## What the task asks
Select the lines that hold the word "given" and copy each one.

---

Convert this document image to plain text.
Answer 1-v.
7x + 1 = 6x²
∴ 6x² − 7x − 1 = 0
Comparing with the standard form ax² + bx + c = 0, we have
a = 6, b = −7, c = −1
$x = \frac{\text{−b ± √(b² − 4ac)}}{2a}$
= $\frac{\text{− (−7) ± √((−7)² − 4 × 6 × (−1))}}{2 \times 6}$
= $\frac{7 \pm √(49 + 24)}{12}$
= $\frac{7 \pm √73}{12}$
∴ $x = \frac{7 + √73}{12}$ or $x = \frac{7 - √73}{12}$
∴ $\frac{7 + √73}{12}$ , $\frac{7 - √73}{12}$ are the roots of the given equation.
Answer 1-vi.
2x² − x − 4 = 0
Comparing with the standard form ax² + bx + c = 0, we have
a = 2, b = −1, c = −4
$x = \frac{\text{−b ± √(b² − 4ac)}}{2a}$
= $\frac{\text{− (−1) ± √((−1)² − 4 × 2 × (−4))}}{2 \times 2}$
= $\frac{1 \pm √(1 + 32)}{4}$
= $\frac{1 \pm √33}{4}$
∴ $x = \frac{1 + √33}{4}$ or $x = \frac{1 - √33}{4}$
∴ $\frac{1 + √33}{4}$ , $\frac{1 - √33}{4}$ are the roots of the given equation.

---

## Correct output
∴ $\frac{7 + √73}{12}$ , $\frac{7 - √73}{12}$ are the roots of the given equation.
∴ $\frac{1 + √33}{4}$ , $\frac{1 - √33}{4}$ are the roots of the given equation.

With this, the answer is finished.